▶ **Objective**
Print the complete set of entries exactly.

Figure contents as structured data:
□ □ □ □ □ □ □
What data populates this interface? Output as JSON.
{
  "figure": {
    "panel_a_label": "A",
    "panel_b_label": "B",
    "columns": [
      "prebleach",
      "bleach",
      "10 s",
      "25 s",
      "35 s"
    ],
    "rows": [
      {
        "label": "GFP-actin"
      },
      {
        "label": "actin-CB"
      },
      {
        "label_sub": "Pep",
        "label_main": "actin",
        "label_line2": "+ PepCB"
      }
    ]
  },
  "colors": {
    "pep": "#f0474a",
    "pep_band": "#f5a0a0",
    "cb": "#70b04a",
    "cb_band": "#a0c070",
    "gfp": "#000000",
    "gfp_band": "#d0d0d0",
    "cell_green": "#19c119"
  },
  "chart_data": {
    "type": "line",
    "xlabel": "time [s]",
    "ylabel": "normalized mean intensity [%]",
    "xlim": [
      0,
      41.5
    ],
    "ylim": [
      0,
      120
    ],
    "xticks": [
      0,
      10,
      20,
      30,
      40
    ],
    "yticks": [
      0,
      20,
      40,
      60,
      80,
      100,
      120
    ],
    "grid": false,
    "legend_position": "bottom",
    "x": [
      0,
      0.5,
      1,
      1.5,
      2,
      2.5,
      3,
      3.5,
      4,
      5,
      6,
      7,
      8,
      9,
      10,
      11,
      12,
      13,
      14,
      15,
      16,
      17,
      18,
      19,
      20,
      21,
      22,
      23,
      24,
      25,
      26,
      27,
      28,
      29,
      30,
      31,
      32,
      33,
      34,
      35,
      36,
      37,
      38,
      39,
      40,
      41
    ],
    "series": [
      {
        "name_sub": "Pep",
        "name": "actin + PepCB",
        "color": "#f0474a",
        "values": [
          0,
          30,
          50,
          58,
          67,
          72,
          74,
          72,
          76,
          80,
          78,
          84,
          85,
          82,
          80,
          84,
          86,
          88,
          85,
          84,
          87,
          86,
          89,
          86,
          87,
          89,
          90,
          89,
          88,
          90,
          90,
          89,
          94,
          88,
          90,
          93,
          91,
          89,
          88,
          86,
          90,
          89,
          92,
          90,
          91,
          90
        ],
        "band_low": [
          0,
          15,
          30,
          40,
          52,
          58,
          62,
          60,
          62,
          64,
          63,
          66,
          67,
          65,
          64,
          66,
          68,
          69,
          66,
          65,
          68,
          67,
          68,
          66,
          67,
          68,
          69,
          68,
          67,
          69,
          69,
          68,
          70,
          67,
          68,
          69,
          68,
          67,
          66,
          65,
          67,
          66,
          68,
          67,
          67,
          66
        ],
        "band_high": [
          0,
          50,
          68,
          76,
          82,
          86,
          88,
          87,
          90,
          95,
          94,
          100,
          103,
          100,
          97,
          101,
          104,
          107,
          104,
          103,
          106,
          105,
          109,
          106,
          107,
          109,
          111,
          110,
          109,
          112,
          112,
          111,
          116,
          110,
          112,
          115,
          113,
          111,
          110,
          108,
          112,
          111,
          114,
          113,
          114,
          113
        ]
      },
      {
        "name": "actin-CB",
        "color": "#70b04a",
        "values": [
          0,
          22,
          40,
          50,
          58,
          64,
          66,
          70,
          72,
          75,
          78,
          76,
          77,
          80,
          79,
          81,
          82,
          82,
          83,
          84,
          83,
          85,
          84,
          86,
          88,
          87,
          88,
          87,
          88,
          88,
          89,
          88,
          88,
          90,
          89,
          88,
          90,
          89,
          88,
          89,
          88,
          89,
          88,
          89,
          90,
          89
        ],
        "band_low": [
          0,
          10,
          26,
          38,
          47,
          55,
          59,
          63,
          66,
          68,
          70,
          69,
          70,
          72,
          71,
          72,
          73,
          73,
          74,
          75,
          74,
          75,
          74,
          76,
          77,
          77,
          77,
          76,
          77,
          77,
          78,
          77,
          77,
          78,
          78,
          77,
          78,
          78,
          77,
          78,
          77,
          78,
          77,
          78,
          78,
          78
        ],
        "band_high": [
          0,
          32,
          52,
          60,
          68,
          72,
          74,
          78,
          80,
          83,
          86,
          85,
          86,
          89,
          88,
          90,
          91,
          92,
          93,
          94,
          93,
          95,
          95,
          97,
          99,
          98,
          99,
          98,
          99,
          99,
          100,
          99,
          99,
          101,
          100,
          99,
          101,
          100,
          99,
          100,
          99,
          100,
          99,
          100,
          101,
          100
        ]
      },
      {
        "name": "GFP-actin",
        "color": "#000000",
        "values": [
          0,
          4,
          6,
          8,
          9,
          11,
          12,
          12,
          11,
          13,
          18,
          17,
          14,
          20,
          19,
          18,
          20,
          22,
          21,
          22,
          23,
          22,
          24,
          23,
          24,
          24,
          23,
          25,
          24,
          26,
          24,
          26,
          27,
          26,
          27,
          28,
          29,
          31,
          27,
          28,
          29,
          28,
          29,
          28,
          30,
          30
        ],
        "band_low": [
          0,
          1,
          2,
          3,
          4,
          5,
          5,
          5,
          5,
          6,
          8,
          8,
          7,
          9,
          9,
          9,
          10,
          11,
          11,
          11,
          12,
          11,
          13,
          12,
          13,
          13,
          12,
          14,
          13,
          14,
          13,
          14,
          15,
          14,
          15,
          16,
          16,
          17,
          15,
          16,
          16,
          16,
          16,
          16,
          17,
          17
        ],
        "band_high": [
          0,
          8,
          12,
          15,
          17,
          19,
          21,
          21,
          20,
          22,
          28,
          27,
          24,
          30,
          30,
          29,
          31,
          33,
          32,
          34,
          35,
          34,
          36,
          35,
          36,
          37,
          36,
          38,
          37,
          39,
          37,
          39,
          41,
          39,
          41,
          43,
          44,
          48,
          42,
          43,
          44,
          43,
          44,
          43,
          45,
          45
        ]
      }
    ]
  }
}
□ □ □ □ □ □ □
▶ **Response to the task**
What data populates this interface? Output as JSON.
{
  "figure": {
    "panel_a_label": "A",
    "panel_b_label": "B",
    "columns": [
      "prebleach",
      "bleach",
      "10 s",
      "25 s",
      "35 s"
    ],
    "rows": [
      {
        "label": "GFP-actin"
      },
      {
        "label": "actin-CB"
      },
      {
        "label_sub": "Pep",
        "label_main": "actin",
        "label_line2": "+ PepCB"
      }
    ]
  },
  "colors": {
    "pep": "#f0474a",
    "pep_band": "#f5a0a0",
    "cb": "#70b04a",
    "cb_band": "#a0c070",
    "gfp": "#000000",
    "gfp_band": "#d0d0d0",
    "cell_green": "#19c119"
  },
  "chart_data": {
    "type": "line",
    "xlabel": "time [s]",
    "ylabel": "normalized mean intensity [%]",
    "xlim": [
      0,
      41.5
    ],
    "ylim": [
      0,
      120
    ],
    "xticks": [
      0,
      10,
      20,
      30,
      40
    ],
    "yticks": [
      0,
      20,
      40,
      60,
      80,
      100,
      120
    ],
    "grid": false,
    "legend_position": "bottom",
    "x": [
      0,
      0.5,
      1,
      1.5,
      2,
      2.5,
      3,
      3.5,
      4,
      5,
      6,
      7,
      8,
      9,
      10,
      11,
      12,
      13,
      14,
      15,
      16,
      17,
      18,
      19,
      20,
      21,
      22,
      23,
      24,
      25,
      26,
      27,
      28,
      29,
      30,
      31,
      32,
      33,
      34,
      35,
      36,
      37,
      38,
      39,
      40,
      41
    ],
    "series": [
      {
        "name_sub": "Pep",
        "name": "actin + PepCB",
        "color": "#f0474a",
        "values": [
          0,
          30,
          50,
          58,
          67,
          72,
          74,
          72,
          76,
          80,
          78,
          84,
          85,
          82,
          80,
          84,
          86,
          88,
          85,
          84,
          87,
          86,
          89,
          86,
          87,
          89,
          90,
          89,
          88,
          90,
          90,
          89,
          94,
          88,
          90,
          93,
          91,
          89,
          88,
          86,
          90,
          89,
          92,
          90,
          91,
          90
        ],
        "band_low": [
          0,
          15,
          30,
          40,
          52,
          58,
          62,
          60,
          62,
          64,
          63,
          66,
          67,
          65,
          64,
          66,
          68,
          69,
          66,
          65,
          68,
          67,
          68,
          66,
          67,
          68,
          69,
          68,
          67,
          69,
          69,
          68,
          70,
          67,
          68,
          69,
          68,
          67,
          66,
          65,
          67,
          66,
          68,
          67,
          67,
          66
        ],
        "band_high": [
          0,
          50,
          68,
          76,
          82,
          86,
          88,
          87,
          90,
          95,
          94,
          100,
          103,
          100,
          97,
          101,
          104,
          107,
          104,
          103,
          106,
          105,
          109,
          106,
          107,
          109,
          111,
          110,
          109,
          112,
          112,
          111,
          116,
          110,
          112,
          115,
          113,
          111,
          110,
          108,
          112,
          111,
          114,
          113,
          114,
          113
        ]
      },
      {
        "name": "actin-CB",
        "color": "#70b04a",
        "values": [
          0,
          22,
          40,
          50,
          58,
          64,
          66,
          70,
          72,
          75,
          78,
          76,
          77,
          80,
          79,
          81,
          82,
          82,
          83,
          84,
          83,
          85,
          84,
          86,
          88,
          87,
          88,
          87,
          88,
          88,
          89,
          88,
          88,
          90,
          89,
          88,
          90,
          89,
          88,
          89,
          88,
          89,
          88,
          89,
          90,
          89
        ],
        "band_low": [
          0,
          10,
          26,
          38,
          47,
          55,
          59,
          63,
          66,
          68,
          70,
          69,
          70,
          72,
          71,
          72,
          73,
          73,
          74,
          75,
          74,
          75,
          74,
          76,
          77,
          77,
          77,
          76,
          77,
          77,
          78,
          77,
          77,
          78,
          78,
          77,
          78,
          78,
          77,
          78,
          77,
          78,
          77,
          78,
          78,
          78
        ],
        "band_high": [
          0,
          32,
          52,
          60,
          68,
          72,
          74,
          78,
          80,
          83,
          86,
          85,
          86,
          89,
          88,
          90,
          91,
          92,
          93,
          94,
          93,
          95,
          95,
          97,
          99,
          98,
          99,
          98,
          99,
          99,
          100,
          99,
          99,
          101,
          100,
          99,
          101,
          100,
          99,
          100,
          99,
          100,
          99,
          100,
          101,
          100
        ]
      },
      {
        "name": "GFP-actin",
        "color": "#000000",
        "values": [
          0,
          4,
          6,
          8,
          9,
          11,
          12,
          12,
          11,
          13,
          18,
          17,
          14,
          20,
          19,
          18,
          20,
          22,
          21,
          22,
          23,
          22,
          24,
          23,
          24,
          24,
          23,
          25,
          24,
          26,
          24,
          26,
          27,
          26,
          27,
          28,
          29,
          31,
          27,
          28,
          29,
          28,
          29,
          28,
          30,
          30
        ],
        "band_low": [
          0,
          1,
          2,
          3,
          4,
          5,
          5,
          5,
          5,
          6,
          8,
          8,
          7,
          9,
          9,
          9,
          10,
          11,
          11,
          11,
          12,
          11,
          13,
          12,
          13,
          13,
          12,
          14,
          13,
          14,
          13,
          14,
          15,
          14,
          15,
          16,
          16,
          17,
          15,
          16,
          16,
          16,
          16,
          16,
          17,
          17
        ],
        "band_high": [
          0,
          8,
          12,
          15,
          17,
          19,
          21,
          21,
          20,
          22,
          28,
          27,
          24,
          30,
          30,
          29,
          31,
          33,
          32,
          34,
          35,
          34,
          36,
          35,
          36,
          37,
          36,
          38,
          37,
          39,
          37,
          39,
          41,
          39,
          41,
          43,
          44,
          48,
          42,
          43,
          44,
          43,
          44,
          43,
          45,
          45
        ]
      }
    ]
  }
}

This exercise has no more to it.